▸ **The exercise**
Change "data-point" to "marker" in the part of the records that opens with the first line and closes with the line containing "observed-points (873, 86, 1557, 488)", keeping everything else the same.

▸ **Extracted information**
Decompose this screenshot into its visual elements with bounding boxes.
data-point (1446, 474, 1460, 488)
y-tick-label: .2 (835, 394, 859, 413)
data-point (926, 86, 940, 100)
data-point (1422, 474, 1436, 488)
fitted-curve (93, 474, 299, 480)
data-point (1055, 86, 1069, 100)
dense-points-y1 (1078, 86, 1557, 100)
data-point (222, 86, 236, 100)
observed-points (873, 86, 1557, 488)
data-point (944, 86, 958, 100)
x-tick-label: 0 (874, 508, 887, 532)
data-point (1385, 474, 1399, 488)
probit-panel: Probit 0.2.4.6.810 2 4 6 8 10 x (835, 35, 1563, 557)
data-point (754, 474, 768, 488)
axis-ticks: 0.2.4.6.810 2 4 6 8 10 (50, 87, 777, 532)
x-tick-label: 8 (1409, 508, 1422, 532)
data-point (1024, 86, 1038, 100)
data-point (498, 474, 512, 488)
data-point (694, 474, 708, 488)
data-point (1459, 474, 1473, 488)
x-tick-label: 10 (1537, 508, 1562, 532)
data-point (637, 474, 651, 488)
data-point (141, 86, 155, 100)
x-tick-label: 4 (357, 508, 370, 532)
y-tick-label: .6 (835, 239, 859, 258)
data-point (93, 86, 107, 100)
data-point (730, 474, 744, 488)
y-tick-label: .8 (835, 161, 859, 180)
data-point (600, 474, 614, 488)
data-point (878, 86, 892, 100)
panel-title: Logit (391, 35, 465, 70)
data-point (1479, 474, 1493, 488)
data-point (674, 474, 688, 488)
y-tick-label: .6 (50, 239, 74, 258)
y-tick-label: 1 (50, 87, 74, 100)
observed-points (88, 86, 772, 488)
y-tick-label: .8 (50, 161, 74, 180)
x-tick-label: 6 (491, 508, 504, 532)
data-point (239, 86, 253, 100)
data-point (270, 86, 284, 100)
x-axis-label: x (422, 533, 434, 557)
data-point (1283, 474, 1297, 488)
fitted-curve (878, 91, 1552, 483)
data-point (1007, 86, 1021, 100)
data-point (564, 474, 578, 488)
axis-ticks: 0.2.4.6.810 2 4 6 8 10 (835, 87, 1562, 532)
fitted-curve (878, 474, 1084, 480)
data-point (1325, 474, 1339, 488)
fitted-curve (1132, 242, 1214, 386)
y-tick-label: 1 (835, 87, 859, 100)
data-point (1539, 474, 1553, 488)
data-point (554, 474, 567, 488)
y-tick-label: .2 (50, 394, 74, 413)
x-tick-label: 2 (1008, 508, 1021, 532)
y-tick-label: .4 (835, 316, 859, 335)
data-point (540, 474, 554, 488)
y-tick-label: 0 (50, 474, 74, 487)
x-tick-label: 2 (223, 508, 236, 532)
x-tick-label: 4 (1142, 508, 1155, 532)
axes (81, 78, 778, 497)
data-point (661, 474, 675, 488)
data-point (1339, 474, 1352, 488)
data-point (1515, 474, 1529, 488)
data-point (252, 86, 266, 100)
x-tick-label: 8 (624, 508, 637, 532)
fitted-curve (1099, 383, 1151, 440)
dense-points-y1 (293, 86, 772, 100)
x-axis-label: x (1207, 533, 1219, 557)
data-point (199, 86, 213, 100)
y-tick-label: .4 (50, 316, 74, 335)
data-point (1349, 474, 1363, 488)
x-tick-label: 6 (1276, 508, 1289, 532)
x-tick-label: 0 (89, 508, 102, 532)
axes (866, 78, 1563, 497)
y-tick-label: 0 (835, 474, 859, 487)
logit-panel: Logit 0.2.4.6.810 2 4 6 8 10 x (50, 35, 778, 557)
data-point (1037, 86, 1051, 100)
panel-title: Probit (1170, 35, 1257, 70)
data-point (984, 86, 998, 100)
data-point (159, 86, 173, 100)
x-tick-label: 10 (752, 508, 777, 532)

▸ **Response to the task**
Decompose this screenshot into its visual elements with bounding boxes.
marker (1446, 474, 1460, 488)
y-tick-label: .2 (835, 394, 859, 413)
marker (926, 86, 940, 100)
marker (1422, 474, 1436, 488)
fitted-curve (93, 474, 299, 480)
marker (1055, 86, 1069, 100)
dense-points-y1 (1078, 86, 1557, 100)
marker (222, 86, 236, 100)
observed-points (873, 86, 1557, 488)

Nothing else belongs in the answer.